Find and return each line containing "building".

## begin

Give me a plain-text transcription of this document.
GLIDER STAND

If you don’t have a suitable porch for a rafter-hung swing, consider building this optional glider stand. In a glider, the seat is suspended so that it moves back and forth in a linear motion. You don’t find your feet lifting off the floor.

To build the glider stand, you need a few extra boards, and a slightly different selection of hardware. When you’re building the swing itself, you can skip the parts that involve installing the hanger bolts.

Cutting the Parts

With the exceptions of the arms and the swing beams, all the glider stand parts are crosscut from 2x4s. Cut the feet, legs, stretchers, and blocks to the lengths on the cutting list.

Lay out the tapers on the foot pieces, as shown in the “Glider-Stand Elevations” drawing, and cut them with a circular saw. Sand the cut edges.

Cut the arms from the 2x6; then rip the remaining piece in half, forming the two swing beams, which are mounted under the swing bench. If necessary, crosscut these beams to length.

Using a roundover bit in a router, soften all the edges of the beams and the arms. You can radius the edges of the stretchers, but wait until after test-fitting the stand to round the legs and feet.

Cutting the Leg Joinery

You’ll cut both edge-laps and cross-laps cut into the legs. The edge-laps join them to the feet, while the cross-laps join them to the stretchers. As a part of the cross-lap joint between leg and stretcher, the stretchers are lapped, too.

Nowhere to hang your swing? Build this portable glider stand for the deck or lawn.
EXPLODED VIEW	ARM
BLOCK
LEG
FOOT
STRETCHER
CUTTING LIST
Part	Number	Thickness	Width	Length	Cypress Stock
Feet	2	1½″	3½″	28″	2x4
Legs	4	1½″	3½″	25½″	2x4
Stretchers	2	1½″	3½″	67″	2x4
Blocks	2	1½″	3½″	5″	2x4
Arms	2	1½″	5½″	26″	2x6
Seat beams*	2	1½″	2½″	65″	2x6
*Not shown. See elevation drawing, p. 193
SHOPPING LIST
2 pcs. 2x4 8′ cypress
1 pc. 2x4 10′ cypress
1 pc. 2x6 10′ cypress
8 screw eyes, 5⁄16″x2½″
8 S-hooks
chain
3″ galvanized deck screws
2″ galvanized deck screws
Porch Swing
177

## end

**The output:**
If you don’t have a suitable porch for a rafter-hung swing, consider building this optional glider stand. In a glider, the seat is suspended so that it moves back and forth in a linear motion. You don’t find your feet lifting off the floor.
To build the glider stand, you need a few extra boards, and a slightly different selection of hardware. When you’re building the swing itself, you can skip the parts that involve installing the hanger bolts.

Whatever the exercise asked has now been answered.